_Task instructions_: Write out the complete material exactly as it stands.

======== Rows ========

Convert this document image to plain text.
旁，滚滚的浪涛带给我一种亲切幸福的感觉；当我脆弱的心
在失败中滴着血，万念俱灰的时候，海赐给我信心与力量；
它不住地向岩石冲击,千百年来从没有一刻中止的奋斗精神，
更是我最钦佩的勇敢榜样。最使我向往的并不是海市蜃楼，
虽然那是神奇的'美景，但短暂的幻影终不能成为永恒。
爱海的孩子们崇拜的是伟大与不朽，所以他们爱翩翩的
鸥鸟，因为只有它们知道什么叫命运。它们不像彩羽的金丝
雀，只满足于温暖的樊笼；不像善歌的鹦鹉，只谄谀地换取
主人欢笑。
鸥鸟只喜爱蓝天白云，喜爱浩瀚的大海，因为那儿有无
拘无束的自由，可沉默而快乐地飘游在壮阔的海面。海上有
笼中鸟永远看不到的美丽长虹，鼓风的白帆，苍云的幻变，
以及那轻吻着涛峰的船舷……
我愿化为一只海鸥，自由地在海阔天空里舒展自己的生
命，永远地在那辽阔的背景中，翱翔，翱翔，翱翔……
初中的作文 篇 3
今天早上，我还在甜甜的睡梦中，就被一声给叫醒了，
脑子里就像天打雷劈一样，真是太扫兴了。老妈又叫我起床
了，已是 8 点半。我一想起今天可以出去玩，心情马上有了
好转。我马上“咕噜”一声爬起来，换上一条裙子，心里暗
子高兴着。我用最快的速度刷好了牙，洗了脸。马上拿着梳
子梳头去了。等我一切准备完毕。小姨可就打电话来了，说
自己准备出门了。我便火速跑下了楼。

========

_Exercise answer_:
Convert this document image to plain text.
旁，滚滚的浪涛带给我一种亲切幸福的感觉；当我脆弱的心
在失败中滴着血，万念俱灰的时候，海赐给我信心与力量；
它不住地向岩石冲击,千百年来从没有一刻中止的奋斗精神，
更是我最钦佩的勇敢榜样。最使我向往的并不是海市蜃楼，
虽然那是神奇的'美景，但短暂的幻影终不能成为永恒。
爱海的孩子们崇拜的是伟大与不朽，所以他们爱翩翩的
鸥鸟，因为只有它们知道什么叫命运。它们不像彩羽的金丝
雀，只满足于温暖的樊笼；不像善歌的鹦鹉，只谄谀地换取
主人欢笑。
鸥鸟只喜爱蓝天白云，喜爱浩瀚的大海，因为那儿有无
拘无束的自由，可沉默而快乐地飘游在壮阔的海面。海上有
笼中鸟永远看不到的美丽长虹，鼓风的白帆，苍云的幻变，
以及那轻吻着涛峰的船舷……
我愿化为一只海鸥，自由地在海阔天空里舒展自己的生
命，永远地在那辽阔的背景中，翱翔，翱翔，翱翔……
初中的作文 篇 3
今天早上，我还在甜甜的睡梦中，就被一声给叫醒了，
脑子里就像天打雷劈一样，真是太扫兴了。老妈又叫我起床
了，已是 8 点半。我一想起今天可以出去玩，心情马上有了
好转。我马上“咕噜”一声爬起来，换上一条裙子，心里暗
子高兴着。我用最快的速度刷好了牙，洗了脸。马上拿着梳
子梳头去了。等我一切准备完毕。小姨可就打电话来了，说
自己准备出门了。我便火速跑下了楼。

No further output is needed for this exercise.